Exercise —
Using the records provided below, locate and copy each line that contains the word "JSON".
## start Exercise data
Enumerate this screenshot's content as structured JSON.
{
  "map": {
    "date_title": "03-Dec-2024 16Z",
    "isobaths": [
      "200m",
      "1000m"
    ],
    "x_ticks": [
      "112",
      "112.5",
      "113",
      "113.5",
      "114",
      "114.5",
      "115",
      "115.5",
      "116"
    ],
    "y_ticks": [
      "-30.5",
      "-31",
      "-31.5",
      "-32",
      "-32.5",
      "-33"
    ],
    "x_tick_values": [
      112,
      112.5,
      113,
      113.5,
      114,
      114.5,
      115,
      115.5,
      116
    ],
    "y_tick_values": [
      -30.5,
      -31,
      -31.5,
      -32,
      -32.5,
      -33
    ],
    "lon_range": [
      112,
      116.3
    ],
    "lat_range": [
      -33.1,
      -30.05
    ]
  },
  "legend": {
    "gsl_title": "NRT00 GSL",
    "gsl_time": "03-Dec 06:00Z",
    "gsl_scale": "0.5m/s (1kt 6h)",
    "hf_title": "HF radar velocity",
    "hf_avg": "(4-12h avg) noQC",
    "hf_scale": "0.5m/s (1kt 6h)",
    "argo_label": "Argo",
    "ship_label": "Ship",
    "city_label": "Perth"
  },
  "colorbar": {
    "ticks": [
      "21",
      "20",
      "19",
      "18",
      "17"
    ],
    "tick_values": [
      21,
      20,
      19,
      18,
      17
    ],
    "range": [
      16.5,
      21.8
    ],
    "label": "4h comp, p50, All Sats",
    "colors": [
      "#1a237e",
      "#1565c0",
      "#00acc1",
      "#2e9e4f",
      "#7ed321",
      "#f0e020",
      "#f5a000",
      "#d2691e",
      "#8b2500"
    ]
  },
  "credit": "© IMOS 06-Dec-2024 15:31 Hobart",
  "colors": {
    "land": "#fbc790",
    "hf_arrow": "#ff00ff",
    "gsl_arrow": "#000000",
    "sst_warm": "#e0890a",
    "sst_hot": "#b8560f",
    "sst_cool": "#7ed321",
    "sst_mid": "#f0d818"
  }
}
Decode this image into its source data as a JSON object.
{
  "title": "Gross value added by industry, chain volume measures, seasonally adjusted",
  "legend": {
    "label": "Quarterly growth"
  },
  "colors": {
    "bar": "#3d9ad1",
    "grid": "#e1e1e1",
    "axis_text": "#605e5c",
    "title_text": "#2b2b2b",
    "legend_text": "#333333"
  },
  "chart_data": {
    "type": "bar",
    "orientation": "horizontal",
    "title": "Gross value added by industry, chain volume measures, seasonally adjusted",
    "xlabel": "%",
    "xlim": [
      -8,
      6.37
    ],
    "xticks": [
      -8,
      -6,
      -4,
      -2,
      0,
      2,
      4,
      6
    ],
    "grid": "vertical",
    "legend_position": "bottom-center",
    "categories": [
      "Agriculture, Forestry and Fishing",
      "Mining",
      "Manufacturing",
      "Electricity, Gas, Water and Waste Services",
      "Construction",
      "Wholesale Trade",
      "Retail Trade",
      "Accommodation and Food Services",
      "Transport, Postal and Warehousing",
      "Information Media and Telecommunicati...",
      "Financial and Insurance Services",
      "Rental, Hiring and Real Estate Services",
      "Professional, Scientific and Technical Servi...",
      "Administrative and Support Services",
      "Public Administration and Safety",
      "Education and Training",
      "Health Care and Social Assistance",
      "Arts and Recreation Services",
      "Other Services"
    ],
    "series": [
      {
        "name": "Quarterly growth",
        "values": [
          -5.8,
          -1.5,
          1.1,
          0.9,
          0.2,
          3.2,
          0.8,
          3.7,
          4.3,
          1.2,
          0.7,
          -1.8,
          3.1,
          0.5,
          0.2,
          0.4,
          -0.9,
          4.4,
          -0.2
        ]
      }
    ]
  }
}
## end Exercise data
The completed task —
Enumerate this screenshot's content as structured JSON.
Decode this image into its source data as a JSON object.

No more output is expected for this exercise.